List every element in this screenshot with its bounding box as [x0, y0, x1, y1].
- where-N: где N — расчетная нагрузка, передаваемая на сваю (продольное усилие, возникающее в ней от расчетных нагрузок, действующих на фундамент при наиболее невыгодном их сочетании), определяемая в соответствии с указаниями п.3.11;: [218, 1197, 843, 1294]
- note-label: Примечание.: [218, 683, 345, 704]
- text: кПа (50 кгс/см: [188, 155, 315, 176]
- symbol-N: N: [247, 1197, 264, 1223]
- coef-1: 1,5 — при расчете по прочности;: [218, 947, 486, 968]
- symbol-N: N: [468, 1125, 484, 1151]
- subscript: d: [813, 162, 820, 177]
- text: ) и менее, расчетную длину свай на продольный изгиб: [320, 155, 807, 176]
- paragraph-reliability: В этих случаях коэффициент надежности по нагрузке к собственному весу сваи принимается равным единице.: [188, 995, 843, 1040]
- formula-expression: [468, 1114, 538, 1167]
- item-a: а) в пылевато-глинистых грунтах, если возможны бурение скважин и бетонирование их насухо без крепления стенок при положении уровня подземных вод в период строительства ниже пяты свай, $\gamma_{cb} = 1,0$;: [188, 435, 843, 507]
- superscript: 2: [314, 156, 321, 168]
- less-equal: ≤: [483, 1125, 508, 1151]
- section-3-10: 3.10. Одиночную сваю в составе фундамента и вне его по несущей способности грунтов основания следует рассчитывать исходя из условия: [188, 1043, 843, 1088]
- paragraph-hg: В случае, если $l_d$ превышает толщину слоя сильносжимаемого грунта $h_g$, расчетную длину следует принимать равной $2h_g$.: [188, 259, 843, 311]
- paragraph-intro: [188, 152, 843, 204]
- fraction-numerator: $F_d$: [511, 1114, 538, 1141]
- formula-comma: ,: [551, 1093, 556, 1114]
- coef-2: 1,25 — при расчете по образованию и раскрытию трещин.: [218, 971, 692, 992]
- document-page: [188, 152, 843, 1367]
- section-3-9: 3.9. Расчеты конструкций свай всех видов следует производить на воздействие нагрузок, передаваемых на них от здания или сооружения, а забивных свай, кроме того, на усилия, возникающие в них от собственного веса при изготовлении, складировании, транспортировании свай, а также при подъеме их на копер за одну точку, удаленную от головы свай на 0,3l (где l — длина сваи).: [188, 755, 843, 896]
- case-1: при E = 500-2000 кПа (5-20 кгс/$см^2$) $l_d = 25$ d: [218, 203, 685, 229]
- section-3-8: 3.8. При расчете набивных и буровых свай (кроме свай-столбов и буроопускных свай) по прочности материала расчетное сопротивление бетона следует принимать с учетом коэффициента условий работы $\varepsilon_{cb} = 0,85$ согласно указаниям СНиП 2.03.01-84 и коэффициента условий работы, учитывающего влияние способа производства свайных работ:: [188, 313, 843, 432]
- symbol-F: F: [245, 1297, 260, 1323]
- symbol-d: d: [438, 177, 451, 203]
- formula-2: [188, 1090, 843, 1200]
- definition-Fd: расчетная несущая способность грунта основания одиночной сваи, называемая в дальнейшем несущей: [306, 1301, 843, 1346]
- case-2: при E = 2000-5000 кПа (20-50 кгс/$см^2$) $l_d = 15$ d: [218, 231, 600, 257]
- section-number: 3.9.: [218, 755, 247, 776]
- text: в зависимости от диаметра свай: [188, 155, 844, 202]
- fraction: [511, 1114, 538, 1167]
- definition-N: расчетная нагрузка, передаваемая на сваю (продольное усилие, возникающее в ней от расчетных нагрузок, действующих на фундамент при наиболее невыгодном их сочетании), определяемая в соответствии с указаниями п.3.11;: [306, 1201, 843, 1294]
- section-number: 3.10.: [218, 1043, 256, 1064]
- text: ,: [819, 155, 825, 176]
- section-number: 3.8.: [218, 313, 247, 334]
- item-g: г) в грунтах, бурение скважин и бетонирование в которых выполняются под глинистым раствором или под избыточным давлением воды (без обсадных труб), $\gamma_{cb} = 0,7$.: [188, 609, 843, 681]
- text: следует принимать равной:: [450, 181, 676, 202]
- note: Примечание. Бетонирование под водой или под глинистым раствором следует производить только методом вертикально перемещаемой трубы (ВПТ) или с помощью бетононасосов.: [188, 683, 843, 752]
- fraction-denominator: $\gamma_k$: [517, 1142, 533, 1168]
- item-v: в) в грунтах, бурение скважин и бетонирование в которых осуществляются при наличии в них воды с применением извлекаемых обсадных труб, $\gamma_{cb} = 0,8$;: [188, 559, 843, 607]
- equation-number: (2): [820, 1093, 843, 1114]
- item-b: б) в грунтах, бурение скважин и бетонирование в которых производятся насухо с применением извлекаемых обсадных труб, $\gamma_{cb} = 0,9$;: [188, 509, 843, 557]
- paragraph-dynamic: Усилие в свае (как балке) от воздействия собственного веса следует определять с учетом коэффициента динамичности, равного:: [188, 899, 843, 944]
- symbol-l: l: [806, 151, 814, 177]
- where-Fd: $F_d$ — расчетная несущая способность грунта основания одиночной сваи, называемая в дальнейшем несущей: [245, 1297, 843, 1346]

Aim: Copy the material word for word, from its first line through the line with "- less-equal: ≤: [483, 1125, 508, 1151]", both included.

Solution for this problem:
List every element in this screenshot with its bounding box as [x0, y0, x1, y1].
- where-N: где N — расчетная нагрузка, передаваемая на сваю (продольное усилие, возникающее в ней от расчетных нагрузок, действующих на фундамент при наиболее невыгодном их сочетании), определяемая в соответствии с указаниями п.3.11;: [218, 1197, 843, 1294]
- note-label: Примечание.: [218, 683, 345, 704]
- text: кПа (50 кгс/см: [188, 155, 315, 176]
- symbol-N: N: [247, 1197, 264, 1223]
- coef-1: 1,5 — при расчете по прочности;: [218, 947, 486, 968]
- symbol-N: N: [468, 1125, 484, 1151]
- subscript: d: [813, 162, 820, 177]
- text: ) и менее, расчетную длину свай на продольный изгиб: [320, 155, 807, 176]
- paragraph-reliability: В этих случаях коэффициент надежности по нагрузке к собственному весу сваи принимается равным единице.: [188, 995, 843, 1040]
- formula-expression: [468, 1114, 538, 1167]
- item-a: а) в пылевато-глинистых грунтах, если возможны бурение скважин и бетонирование их насухо без крепления стенок при положении уровня подземных вод в период строительства ниже пяты свай, $\gamma_{cb} = 1,0$;: [188, 435, 843, 507]
- superscript: 2: [314, 156, 321, 168]
- less-equal: ≤: [483, 1125, 508, 1151]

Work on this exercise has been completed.